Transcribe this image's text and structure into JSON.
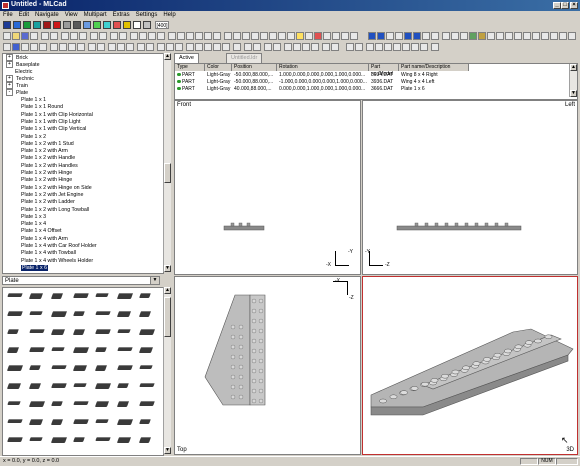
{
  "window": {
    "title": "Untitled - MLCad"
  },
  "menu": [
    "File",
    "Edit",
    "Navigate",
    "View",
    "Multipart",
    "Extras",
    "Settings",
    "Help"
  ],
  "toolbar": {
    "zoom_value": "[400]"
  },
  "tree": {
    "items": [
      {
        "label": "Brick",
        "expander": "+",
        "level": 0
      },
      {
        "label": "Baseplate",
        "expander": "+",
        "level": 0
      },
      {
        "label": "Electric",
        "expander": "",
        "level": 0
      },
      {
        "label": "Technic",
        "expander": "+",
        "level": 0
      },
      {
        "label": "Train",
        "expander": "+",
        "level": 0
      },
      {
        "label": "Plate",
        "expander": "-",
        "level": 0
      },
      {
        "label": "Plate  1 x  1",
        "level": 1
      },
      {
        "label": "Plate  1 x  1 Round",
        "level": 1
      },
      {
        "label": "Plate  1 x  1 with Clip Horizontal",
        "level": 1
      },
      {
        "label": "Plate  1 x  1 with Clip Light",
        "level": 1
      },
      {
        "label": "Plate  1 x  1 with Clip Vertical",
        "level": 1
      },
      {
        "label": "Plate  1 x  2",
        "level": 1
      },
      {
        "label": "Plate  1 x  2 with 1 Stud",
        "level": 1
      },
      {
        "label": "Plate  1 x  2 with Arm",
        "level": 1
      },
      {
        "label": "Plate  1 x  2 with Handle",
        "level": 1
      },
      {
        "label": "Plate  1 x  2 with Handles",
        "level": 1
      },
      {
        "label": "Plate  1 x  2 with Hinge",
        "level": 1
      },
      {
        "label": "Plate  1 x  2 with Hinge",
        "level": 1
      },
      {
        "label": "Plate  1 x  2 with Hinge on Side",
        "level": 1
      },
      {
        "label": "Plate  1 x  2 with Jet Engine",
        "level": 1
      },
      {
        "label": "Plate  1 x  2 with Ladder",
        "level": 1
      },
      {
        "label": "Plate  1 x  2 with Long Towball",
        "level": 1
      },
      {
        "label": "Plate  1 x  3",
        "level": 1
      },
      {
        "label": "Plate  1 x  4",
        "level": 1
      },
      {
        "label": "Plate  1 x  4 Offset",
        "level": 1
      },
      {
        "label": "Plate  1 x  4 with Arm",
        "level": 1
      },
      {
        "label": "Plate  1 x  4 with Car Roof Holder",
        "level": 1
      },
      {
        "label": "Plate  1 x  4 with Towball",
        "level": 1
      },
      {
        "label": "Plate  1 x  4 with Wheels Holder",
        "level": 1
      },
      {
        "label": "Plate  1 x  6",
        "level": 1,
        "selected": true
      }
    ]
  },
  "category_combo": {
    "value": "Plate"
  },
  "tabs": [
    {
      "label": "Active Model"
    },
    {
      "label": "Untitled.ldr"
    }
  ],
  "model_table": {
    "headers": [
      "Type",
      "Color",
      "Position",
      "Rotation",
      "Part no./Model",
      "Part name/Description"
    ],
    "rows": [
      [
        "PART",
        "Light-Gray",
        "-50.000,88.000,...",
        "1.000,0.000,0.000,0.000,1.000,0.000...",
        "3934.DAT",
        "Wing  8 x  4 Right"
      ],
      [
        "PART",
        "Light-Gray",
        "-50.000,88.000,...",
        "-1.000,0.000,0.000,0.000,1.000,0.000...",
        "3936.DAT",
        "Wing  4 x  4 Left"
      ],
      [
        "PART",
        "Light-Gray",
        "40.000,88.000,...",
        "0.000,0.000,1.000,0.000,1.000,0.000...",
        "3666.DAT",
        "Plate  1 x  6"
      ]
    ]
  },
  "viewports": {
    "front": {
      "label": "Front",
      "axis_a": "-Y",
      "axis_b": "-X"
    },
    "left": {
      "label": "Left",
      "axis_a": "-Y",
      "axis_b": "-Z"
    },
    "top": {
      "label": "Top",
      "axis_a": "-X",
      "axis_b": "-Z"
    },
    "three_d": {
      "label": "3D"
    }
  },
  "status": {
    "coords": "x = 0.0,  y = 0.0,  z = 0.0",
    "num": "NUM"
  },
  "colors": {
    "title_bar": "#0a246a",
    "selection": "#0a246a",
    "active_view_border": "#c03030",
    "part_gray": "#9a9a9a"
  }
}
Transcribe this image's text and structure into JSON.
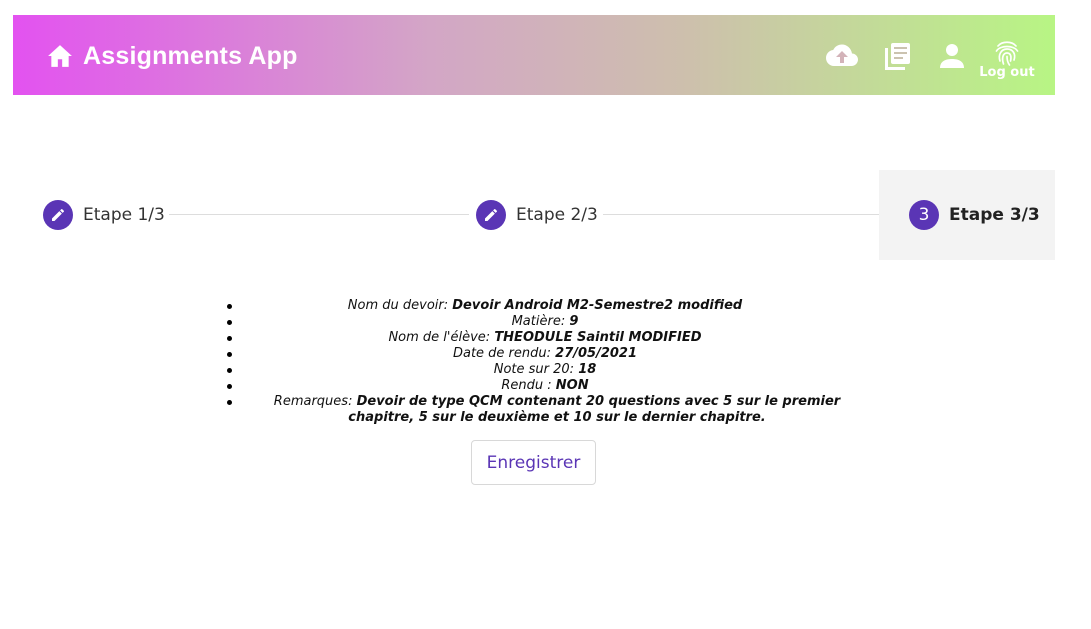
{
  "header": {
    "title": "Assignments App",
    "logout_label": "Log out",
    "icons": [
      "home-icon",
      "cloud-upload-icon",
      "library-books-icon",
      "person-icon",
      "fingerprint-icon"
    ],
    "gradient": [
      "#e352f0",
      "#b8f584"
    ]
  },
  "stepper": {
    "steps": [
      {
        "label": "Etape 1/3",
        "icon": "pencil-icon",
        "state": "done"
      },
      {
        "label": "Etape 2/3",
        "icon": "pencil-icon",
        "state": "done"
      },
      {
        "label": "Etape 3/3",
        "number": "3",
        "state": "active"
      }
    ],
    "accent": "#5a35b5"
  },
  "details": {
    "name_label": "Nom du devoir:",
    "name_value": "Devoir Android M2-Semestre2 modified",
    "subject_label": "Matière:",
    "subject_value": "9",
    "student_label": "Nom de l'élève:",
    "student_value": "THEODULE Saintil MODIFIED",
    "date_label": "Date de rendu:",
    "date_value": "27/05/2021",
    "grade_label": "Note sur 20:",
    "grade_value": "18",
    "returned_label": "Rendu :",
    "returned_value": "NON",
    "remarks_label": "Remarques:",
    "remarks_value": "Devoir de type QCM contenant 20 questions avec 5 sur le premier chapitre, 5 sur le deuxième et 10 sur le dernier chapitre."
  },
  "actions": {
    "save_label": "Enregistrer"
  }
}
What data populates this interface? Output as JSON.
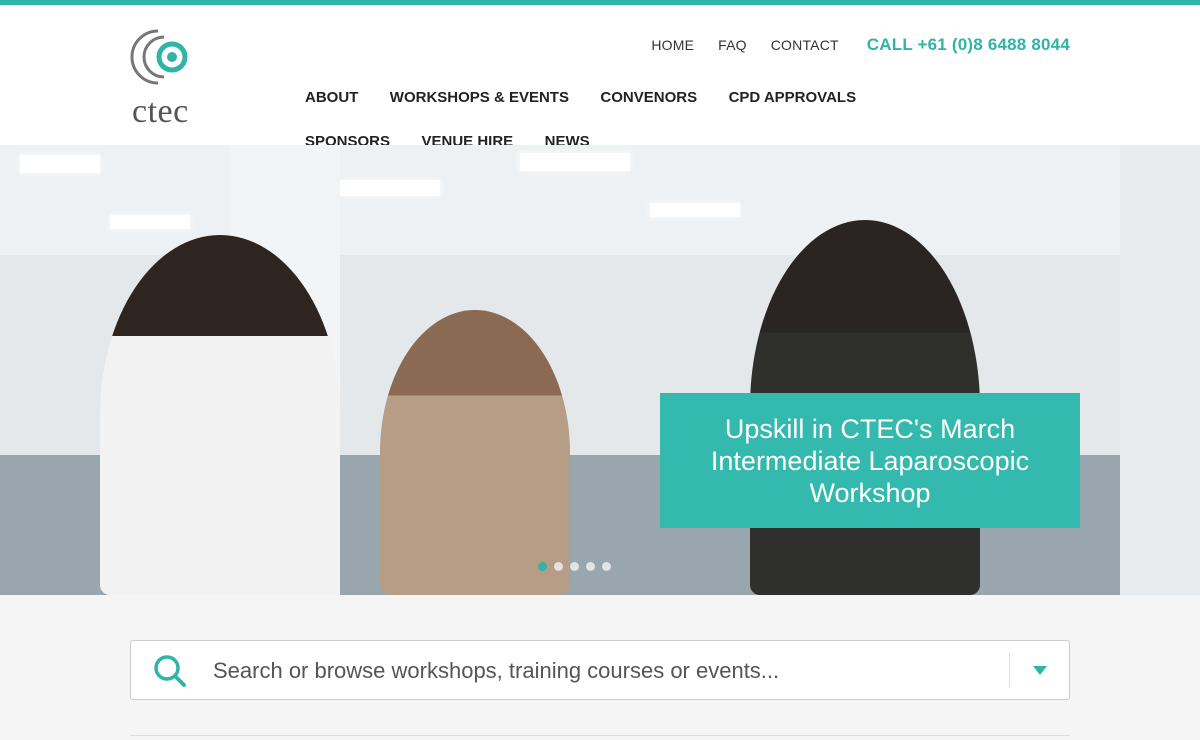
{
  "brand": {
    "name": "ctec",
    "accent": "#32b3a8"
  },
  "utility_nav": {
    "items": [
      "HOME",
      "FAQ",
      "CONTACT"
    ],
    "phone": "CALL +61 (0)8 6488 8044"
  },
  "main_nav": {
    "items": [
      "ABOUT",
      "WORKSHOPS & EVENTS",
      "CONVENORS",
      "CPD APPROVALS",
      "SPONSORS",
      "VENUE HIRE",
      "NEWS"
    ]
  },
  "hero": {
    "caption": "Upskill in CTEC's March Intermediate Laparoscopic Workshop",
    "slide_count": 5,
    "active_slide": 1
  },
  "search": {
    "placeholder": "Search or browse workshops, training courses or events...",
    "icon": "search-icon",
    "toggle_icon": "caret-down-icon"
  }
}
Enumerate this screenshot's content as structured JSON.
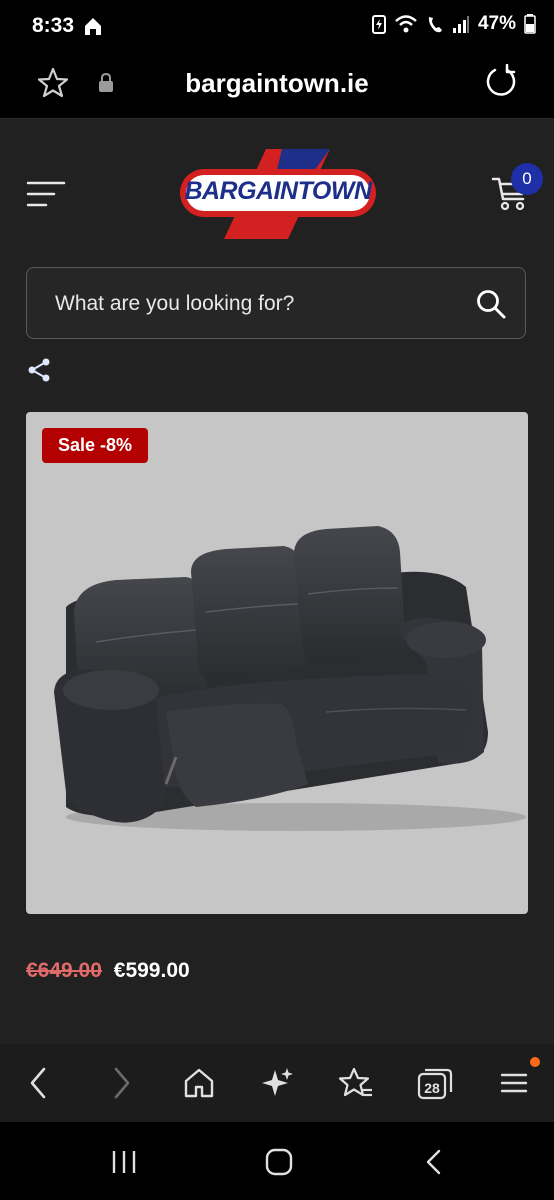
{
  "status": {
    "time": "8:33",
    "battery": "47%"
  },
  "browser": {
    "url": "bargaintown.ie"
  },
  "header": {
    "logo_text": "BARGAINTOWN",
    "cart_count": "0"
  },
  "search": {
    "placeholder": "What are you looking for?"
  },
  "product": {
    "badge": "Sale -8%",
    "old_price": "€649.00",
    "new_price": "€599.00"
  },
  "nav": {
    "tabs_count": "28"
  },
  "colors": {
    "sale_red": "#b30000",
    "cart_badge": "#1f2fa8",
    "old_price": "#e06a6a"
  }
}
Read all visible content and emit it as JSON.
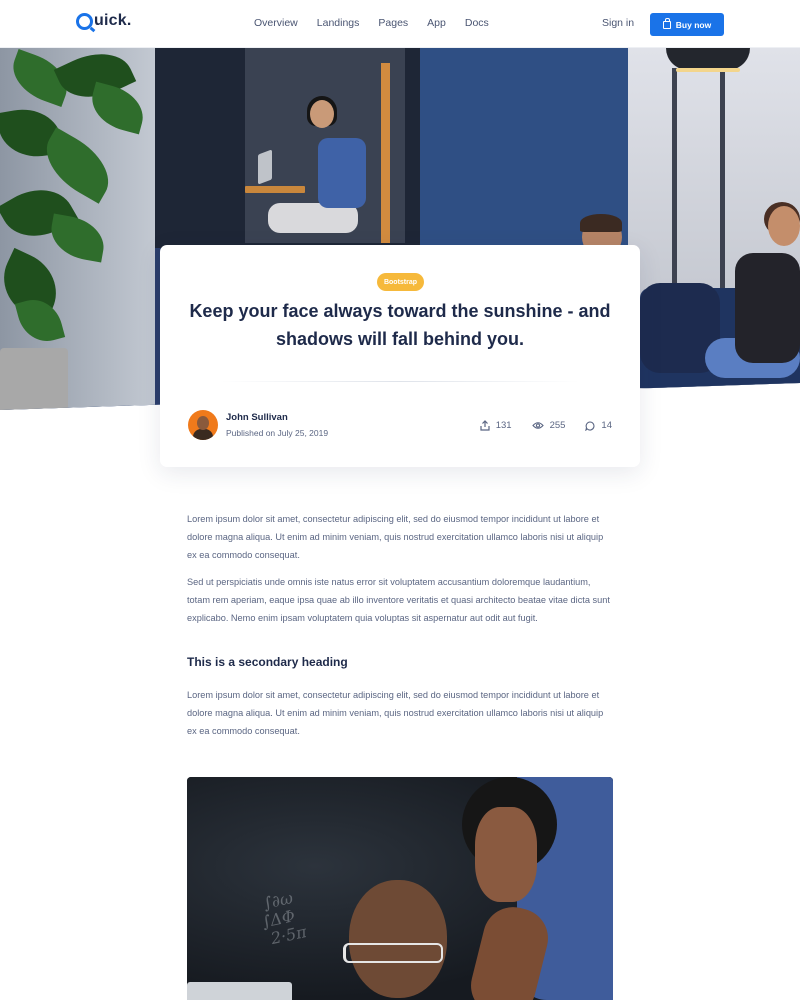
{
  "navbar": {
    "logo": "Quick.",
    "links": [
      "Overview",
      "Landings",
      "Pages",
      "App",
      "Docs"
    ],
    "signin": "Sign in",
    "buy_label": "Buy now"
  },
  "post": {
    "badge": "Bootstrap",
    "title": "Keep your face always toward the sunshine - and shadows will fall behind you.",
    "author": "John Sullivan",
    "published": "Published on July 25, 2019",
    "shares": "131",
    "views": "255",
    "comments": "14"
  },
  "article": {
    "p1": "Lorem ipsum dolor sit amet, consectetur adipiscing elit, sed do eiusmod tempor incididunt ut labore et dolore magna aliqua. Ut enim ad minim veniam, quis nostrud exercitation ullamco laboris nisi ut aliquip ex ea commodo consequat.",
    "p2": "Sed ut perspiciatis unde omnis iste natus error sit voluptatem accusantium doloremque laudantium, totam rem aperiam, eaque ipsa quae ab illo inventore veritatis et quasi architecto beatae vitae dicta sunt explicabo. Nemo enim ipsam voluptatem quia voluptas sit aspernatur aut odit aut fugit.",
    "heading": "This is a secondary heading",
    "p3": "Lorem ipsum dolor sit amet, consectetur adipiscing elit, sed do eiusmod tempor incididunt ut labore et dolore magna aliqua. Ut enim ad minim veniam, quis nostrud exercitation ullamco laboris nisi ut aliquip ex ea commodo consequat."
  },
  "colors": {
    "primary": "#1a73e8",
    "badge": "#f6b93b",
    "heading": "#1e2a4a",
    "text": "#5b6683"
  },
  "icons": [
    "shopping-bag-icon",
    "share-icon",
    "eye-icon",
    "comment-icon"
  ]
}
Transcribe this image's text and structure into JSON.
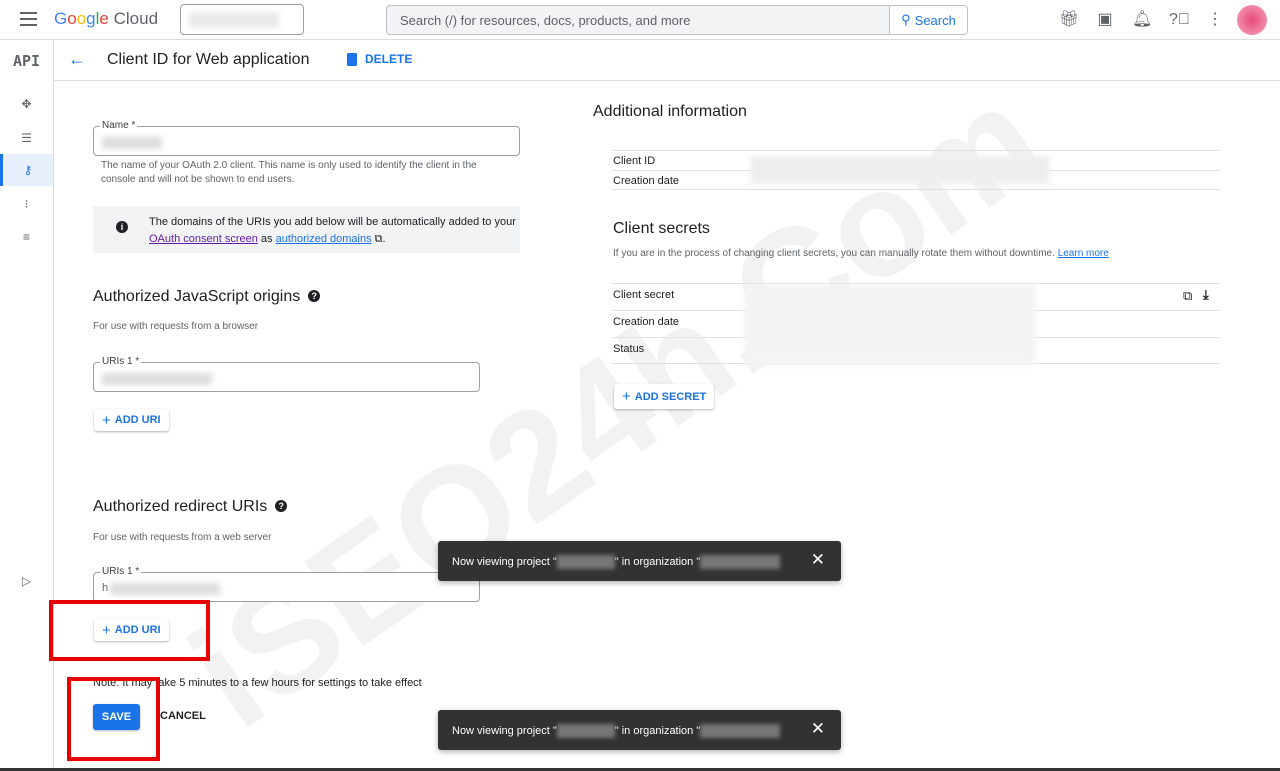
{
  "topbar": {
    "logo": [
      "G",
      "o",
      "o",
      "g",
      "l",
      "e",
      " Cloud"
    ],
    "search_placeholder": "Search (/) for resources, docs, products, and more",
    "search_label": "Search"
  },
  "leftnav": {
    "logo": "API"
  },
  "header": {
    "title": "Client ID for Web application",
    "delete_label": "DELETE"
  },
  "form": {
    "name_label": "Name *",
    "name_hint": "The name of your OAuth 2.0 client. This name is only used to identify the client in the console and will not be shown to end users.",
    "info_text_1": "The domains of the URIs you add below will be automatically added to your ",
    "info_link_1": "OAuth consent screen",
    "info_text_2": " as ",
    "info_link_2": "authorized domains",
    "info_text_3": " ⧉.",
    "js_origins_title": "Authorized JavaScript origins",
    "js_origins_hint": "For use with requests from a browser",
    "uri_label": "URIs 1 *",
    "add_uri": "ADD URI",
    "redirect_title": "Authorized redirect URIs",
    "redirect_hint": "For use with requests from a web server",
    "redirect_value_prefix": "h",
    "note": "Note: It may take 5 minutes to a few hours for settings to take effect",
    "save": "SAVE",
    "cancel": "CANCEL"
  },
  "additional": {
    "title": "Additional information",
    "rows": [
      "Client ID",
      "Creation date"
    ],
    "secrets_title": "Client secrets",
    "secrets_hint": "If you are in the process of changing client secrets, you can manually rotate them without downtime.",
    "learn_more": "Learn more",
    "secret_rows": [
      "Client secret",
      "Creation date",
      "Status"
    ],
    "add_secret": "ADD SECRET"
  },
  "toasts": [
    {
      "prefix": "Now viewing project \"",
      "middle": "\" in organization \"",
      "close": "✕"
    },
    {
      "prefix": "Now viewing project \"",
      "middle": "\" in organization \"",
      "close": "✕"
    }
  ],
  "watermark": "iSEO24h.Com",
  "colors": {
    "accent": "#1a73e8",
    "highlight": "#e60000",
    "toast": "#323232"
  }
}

Objective: Copy out each line in the listing that has the word "content".

The completed task:
Enumerate this screenshot's content as structured JSON.
Read all visible content and emit it as JSON.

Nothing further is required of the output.